Reproduce every line of the records below without changing a single character.

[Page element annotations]
[start]

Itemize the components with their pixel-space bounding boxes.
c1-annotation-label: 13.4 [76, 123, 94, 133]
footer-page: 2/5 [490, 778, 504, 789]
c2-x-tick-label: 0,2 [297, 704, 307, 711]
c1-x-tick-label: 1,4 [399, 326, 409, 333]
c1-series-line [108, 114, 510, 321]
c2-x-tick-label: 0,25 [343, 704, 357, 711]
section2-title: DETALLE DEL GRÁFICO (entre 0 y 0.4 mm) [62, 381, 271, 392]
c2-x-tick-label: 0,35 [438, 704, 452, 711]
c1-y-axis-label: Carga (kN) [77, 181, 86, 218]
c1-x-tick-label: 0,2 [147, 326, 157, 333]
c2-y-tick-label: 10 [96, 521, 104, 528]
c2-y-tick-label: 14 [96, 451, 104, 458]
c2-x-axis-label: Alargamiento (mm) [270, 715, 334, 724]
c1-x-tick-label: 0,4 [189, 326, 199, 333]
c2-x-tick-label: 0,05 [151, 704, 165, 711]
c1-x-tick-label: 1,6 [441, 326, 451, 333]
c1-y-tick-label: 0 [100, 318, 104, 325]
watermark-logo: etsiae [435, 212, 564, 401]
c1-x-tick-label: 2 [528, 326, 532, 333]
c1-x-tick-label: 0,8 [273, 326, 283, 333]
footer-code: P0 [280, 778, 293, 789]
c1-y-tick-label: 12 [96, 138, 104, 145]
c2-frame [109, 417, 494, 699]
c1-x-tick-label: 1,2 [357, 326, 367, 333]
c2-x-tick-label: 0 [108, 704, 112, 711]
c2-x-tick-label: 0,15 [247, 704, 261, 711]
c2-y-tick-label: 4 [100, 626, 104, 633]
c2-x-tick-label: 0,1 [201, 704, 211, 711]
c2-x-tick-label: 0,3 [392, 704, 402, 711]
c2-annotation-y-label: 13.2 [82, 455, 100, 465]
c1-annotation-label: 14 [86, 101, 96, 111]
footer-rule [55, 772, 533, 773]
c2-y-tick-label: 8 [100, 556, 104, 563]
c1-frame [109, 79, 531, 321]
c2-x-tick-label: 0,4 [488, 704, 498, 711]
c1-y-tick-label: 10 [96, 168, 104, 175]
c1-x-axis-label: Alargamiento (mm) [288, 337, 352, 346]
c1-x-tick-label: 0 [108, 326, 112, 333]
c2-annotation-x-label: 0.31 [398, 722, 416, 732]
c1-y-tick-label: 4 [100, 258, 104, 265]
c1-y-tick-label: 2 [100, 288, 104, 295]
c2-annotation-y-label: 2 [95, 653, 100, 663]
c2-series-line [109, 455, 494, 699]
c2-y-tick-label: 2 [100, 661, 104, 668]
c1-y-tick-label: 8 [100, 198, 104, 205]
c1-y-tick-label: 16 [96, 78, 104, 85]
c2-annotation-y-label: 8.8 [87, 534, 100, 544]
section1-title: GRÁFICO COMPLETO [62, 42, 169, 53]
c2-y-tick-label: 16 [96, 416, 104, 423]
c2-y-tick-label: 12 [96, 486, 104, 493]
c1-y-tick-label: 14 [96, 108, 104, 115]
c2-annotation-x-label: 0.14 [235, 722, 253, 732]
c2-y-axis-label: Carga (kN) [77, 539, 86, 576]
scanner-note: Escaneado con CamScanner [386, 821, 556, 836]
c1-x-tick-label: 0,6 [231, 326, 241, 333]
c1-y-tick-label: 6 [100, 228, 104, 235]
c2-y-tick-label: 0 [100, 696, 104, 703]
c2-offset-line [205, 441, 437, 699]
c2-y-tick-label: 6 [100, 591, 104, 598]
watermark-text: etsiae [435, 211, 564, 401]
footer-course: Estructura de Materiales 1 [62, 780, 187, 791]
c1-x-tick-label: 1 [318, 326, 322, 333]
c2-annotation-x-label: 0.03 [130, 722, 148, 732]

[end]

TASK ANSWER:
Itemize the components with their pixel-space bounding boxes.
c1-annotation-label: 13.4 [76, 123, 94, 133]
footer-page: 2/5 [490, 778, 504, 789]
c2-x-tick-label: 0,2 [297, 704, 307, 711]
c1-x-tick-label: 1,4 [399, 326, 409, 333]
c1-series-line [108, 114, 510, 321]
c2-x-tick-label: 0,25 [343, 704, 357, 711]
section2-title: DETALLE DEL GRÁFICO (entre 0 y 0.4 mm) [62, 381, 271, 392]
c2-x-tick-label: 0,35 [438, 704, 452, 711]
c1-y-axis-label: Carga (kN) [77, 181, 86, 218]
c1-x-tick-label: 0,2 [147, 326, 157, 333]
c2-y-tick-label: 10 [96, 521, 104, 528]
c2-y-tick-label: 14 [96, 451, 104, 458]
c2-x-axis-label: Alargamiento (mm) [270, 715, 334, 724]
c1-x-tick-label: 0,4 [189, 326, 199, 333]
c2-x-tick-label: 0,05 [151, 704, 165, 711]
c1-x-tick-label: 1,6 [441, 326, 451, 333]
c1-y-tick-label: 0 [100, 318, 104, 325]
watermark-logo: etsiae [435, 212, 564, 401]
c1-x-tick-label: 2 [528, 326, 532, 333]
c1-x-tick-label: 0,8 [273, 326, 283, 333]
footer-code: P0 [280, 778, 293, 789]
c1-y-tick-label: 12 [96, 138, 104, 145]
c2-frame [109, 417, 494, 699]
c1-x-tick-label: 1,2 [357, 326, 367, 333]
c2-x-tick-label: 0 [108, 704, 112, 711]
c2-x-tick-label: 0,15 [247, 704, 261, 711]
c2-y-tick-label: 4 [100, 626, 104, 633]
c2-x-tick-label: 0,1 [201, 704, 211, 711]
c2-x-tick-label: 0,3 [392, 704, 402, 711]
c2-annotation-y-label: 13.2 [82, 455, 100, 465]
c1-annotation-label: 14 [86, 101, 96, 111]
footer-rule [55, 772, 533, 773]
c2-y-tick-label: 8 [100, 556, 104, 563]
c1-frame [109, 79, 531, 321]
c2-x-tick-label: 0,4 [488, 704, 498, 711]
c1-y-tick-label: 10 [96, 168, 104, 175]
c1-x-axis-label: Alargamiento (mm) [288, 337, 352, 346]
c1-x-tick-label: 0 [108, 326, 112, 333]
c2-annotation-x-label: 0.31 [398, 722, 416, 732]
c1-y-tick-label: 4 [100, 258, 104, 265]
c1-y-tick-label: 2 [100, 288, 104, 295]
c2-annotation-y-label: 2 [95, 653, 100, 663]
c2-series-line [109, 455, 494, 699]
c2-y-tick-label: 2 [100, 661, 104, 668]
c1-y-tick-label: 8 [100, 198, 104, 205]
c1-y-tick-label: 16 [96, 78, 104, 85]
c2-annotation-y-label: 8.8 [87, 534, 100, 544]
section1-title: GRÁFICO COMPLETO [62, 42, 169, 53]
c2-y-tick-label: 16 [96, 416, 104, 423]
c2-y-tick-label: 12 [96, 486, 104, 493]
c1-y-tick-label: 14 [96, 108, 104, 115]
c2-annotation-x-label: 0.14 [235, 722, 253, 732]
c2-y-axis-label: Carga (kN) [77, 539, 86, 576]
scanner-note: Escaneado con CamScanner [386, 821, 556, 836]
c1-x-tick-label: 0,6 [231, 326, 241, 333]
c1-y-tick-label: 6 [100, 228, 104, 235]
c2-y-tick-label: 0 [100, 696, 104, 703]
c2-offset-line [205, 441, 437, 699]
c2-y-tick-label: 6 [100, 591, 104, 598]
watermark-text: etsiae [435, 211, 564, 401]
footer-course: Estructura de Materiales 1 [62, 780, 187, 791]
c1-x-tick-label: 1 [318, 326, 322, 333]
c2-annotation-x-label: 0.03 [130, 722, 148, 732]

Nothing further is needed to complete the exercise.